**Task material**:
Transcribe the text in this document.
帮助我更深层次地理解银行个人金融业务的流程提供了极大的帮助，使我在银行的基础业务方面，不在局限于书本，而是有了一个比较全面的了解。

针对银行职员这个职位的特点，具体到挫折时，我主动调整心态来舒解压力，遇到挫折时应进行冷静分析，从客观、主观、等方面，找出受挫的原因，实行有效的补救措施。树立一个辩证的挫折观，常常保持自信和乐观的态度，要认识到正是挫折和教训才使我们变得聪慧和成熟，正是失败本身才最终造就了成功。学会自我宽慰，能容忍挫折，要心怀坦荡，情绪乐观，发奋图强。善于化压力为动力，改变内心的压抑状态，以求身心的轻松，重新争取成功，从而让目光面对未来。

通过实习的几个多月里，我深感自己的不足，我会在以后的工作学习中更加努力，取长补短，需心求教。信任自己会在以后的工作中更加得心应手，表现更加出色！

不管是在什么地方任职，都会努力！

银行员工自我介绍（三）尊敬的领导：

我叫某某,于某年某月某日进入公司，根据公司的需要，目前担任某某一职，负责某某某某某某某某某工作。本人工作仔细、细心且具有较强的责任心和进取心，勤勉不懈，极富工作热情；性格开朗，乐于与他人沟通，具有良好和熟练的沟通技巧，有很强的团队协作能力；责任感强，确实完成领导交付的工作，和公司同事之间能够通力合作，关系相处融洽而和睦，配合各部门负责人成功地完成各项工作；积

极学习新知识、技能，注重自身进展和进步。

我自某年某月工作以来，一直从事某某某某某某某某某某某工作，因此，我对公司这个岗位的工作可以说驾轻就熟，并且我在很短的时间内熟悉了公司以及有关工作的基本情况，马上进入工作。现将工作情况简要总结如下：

**Written task**:
Repeat every line of the material exactly as given.

**Expected output**:
Transcribe the text in this document.
帮助我更深层次地理解银行个人金融业务的流程提供了极大的帮助，使我在银行的基础业务方面，不在局限于书本，而是有了一个比较全面的了解。

针对银行职员这个职位的特点，具体到挫折时，我主动调整心态来舒解压力，遇到挫折时应进行冷静分析，从客观、主观、等方面，找出受挫的原因，实行有效的补救措施。树立一个辩证的挫折观，常常保持自信和乐观的态度，要认识到正是挫折和教训才使我们变得聪慧和成熟，正是失败本身才最终造就了成功。学会自我宽慰，能容忍挫折，要心怀坦荡，情绪乐观，发奋图强。善于化压力为动力，改变内心的压抑状态，以求身心的轻松，重新争取成功，从而让目光面对未来。

通过实习的几个多月里，我深感自己的不足，我会在以后的工作学习中更加努力，取长补短，需心求教。信任自己会在以后的工作中更加得心应手，表现更加出色！

不管是在什么地方任职，都会努力！

银行员工自我介绍（三）尊敬的领导：

我叫某某,于某年某月某日进入公司，根据公司的需要，目前担任某某一职，负责某某某某某某某某某工作。本人工作仔细、细心且具有较强的责任心和进取心，勤勉不懈，极富工作热情；性格开朗，乐于与他人沟通，具有良好和熟练的沟通技巧，有很强的团队协作能力；责任感强，确实完成领导交付的工作，和公司同事之间能够通力合作，关系相处融洽而和睦，配合各部门负责人成功地完成各项工作；积

极学习新知识、技能，注重自身进展和进步。

我自某年某月工作以来，一直从事某某某某某某某某某某某工作，因此，我对公司这个岗位的工作可以说驾轻就熟，并且我在很短的时间内熟悉了公司以及有关工作的基本情况，马上进入工作。现将工作情况简要总结如下：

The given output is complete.